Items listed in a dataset

- - -

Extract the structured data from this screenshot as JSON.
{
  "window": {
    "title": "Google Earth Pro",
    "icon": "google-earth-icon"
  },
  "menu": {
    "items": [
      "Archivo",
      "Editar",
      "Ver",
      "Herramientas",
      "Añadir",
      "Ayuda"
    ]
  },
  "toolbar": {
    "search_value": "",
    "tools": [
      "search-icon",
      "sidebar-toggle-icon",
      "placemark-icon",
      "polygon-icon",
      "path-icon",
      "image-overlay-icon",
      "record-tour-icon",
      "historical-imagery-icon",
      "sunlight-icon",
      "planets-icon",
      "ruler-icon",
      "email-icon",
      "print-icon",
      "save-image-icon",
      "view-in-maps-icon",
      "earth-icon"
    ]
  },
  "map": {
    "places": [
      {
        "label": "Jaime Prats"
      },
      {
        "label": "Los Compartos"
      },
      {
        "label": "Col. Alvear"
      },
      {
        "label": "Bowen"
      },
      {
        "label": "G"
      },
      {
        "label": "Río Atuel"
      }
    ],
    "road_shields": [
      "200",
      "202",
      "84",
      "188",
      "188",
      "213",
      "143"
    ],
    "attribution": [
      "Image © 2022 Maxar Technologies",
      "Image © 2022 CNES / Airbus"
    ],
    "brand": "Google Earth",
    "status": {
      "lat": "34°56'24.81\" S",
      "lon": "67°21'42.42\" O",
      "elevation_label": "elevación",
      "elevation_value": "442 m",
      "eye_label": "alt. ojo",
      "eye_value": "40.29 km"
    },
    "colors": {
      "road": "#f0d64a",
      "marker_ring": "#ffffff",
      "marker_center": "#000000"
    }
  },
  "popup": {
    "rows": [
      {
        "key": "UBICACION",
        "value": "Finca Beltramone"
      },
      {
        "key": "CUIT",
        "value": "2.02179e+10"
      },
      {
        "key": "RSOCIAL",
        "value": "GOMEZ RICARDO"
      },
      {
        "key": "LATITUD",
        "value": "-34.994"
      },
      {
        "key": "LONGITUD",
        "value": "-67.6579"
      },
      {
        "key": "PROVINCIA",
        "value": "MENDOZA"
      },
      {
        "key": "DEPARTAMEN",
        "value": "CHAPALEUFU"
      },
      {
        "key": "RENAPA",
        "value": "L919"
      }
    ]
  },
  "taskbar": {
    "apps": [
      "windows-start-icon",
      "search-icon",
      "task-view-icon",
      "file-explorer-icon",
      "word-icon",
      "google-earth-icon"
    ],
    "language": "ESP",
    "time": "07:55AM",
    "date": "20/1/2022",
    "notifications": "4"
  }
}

- - -

Please set down the whole listing above without altering a single line.

> Solution to the exercise
Extract the structured data from this screenshot as JSON.
{
  "window": {
    "title": "Google Earth Pro",
    "icon": "google-earth-icon"
  },
  "menu": {
    "items": [
      "Archivo",
      "Editar",
      "Ver",
      "Herramientas",
      "Añadir",
      "Ayuda"
    ]
  },
  "toolbar": {
    "search_value": "",
    "tools": [
      "search-icon",
      "sidebar-toggle-icon",
      "placemark-icon",
      "polygon-icon",
      "path-icon",
      "image-overlay-icon",
      "record-tour-icon",
      "historical-imagery-icon",
      "sunlight-icon",
      "planets-icon",
      "ruler-icon",
      "email-icon",
      "print-icon",
      "save-image-icon",
      "view-in-maps-icon",
      "earth-icon"
    ]
  },
  "map": {
    "places": [
      {
        "label": "Jaime Prats"
      },
      {
        "label": "Los Compartos"
      },
      {
        "label": "Col. Alvear"
      },
      {
        "label": "Bowen"
      },
      {
        "label": "G"
      },
      {
        "label": "Río Atuel"
      }
    ],
    "road_shields": [
      "200",
      "202",
      "84",
      "188",
      "188",
      "213",
      "143"
    ],
    "attribution": [
      "Image © 2022 Maxar Technologies",
      "Image © 2022 CNES / Airbus"
    ],
    "brand": "Google Earth",
    "status": {
      "lat": "34°56'24.81\" S",
      "lon": "67°21'42.42\" O",
      "elevation_label": "elevación",
      "elevation_value": "442 m",
      "eye_label": "alt. ojo",
      "eye_value": "40.29 km"
    },
    "colors": {
      "road": "#f0d64a",
      "marker_ring": "#ffffff",
      "marker_center": "#000000"
    }
  },
  "popup": {
    "rows": [
      {
        "key": "UBICACION",
        "value": "Finca Beltramone"
      },
      {
        "key": "CUIT",
        "value": "2.02179e+10"
      },
      {
        "key": "RSOCIAL",
        "value": "GOMEZ RICARDO"
      },
      {
        "key": "LATITUD",
        "value": "-34.994"
      },
      {
        "key": "LONGITUD",
        "value": "-67.6579"
      },
      {
        "key": "PROVINCIA",
        "value": "MENDOZA"
      },
      {
        "key": "DEPARTAMEN",
        "value": "CHAPALEUFU"
      },
      {
        "key": "RENAPA",
        "value": "L919"
      }
    ]
  },
  "taskbar": {
    "apps": [
      "windows-start-icon",
      "search-icon",
      "task-view-icon",
      "file-explorer-icon",
      "word-icon",
      "google-earth-icon"
    ],
    "language": "ESP",
    "time": "07:55AM",
    "date": "20/1/2022",
    "notifications": "4"
  }
}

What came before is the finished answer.